━━━ Supplied entries ━━━

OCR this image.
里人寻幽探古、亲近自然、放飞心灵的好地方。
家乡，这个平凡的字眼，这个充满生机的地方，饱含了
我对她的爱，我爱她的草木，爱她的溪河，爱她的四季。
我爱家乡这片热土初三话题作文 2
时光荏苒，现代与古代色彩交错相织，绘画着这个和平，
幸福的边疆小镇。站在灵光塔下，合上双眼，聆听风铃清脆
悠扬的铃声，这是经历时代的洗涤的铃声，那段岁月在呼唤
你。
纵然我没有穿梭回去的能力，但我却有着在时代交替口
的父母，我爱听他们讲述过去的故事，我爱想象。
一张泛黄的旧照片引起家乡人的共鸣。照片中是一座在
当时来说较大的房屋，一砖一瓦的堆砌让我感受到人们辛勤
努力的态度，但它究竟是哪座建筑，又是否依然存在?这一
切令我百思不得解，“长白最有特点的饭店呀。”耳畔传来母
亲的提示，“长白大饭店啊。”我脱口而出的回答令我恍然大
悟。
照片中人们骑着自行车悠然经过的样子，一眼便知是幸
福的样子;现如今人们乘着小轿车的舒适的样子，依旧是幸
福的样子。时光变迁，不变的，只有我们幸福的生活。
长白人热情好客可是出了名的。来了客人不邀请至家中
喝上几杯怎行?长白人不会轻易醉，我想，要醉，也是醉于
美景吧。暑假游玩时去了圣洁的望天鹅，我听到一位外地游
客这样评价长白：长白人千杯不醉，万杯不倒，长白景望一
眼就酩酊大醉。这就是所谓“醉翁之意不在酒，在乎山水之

━━━

Requirement.
Each record should come back exactly as written.

The solution.
OCR this image.
里人寻幽探古、亲近自然、放飞心灵的好地方。
家乡，这个平凡的字眼，这个充满生机的地方，饱含了
我对她的爱，我爱她的草木，爱她的溪河，爱她的四季。
我爱家乡这片热土初三话题作文 2
时光荏苒，现代与古代色彩交错相织，绘画着这个和平，
幸福的边疆小镇。站在灵光塔下，合上双眼，聆听风铃清脆
悠扬的铃声，这是经历时代的洗涤的铃声，那段岁月在呼唤
你。
纵然我没有穿梭回去的能力，但我却有着在时代交替口
的父母，我爱听他们讲述过去的故事，我爱想象。
一张泛黄的旧照片引起家乡人的共鸣。照片中是一座在
当时来说较大的房屋，一砖一瓦的堆砌让我感受到人们辛勤
努力的态度，但它究竟是哪座建筑，又是否依然存在?这一
切令我百思不得解，“长白最有特点的饭店呀。”耳畔传来母
亲的提示，“长白大饭店啊。”我脱口而出的回答令我恍然大
悟。
照片中人们骑着自行车悠然经过的样子，一眼便知是幸
福的样子;现如今人们乘着小轿车的舒适的样子，依旧是幸
福的样子。时光变迁，不变的，只有我们幸福的生活。
长白人热情好客可是出了名的。来了客人不邀请至家中
喝上几杯怎行?长白人不会轻易醉，我想，要醉，也是醉于
美景吧。暑假游玩时去了圣洁的望天鹅，我听到一位外地游
客这样评价长白：长白人千杯不醉，万杯不倒，长白景望一
眼就酩酊大醉。这就是所谓“醉翁之意不在酒，在乎山水之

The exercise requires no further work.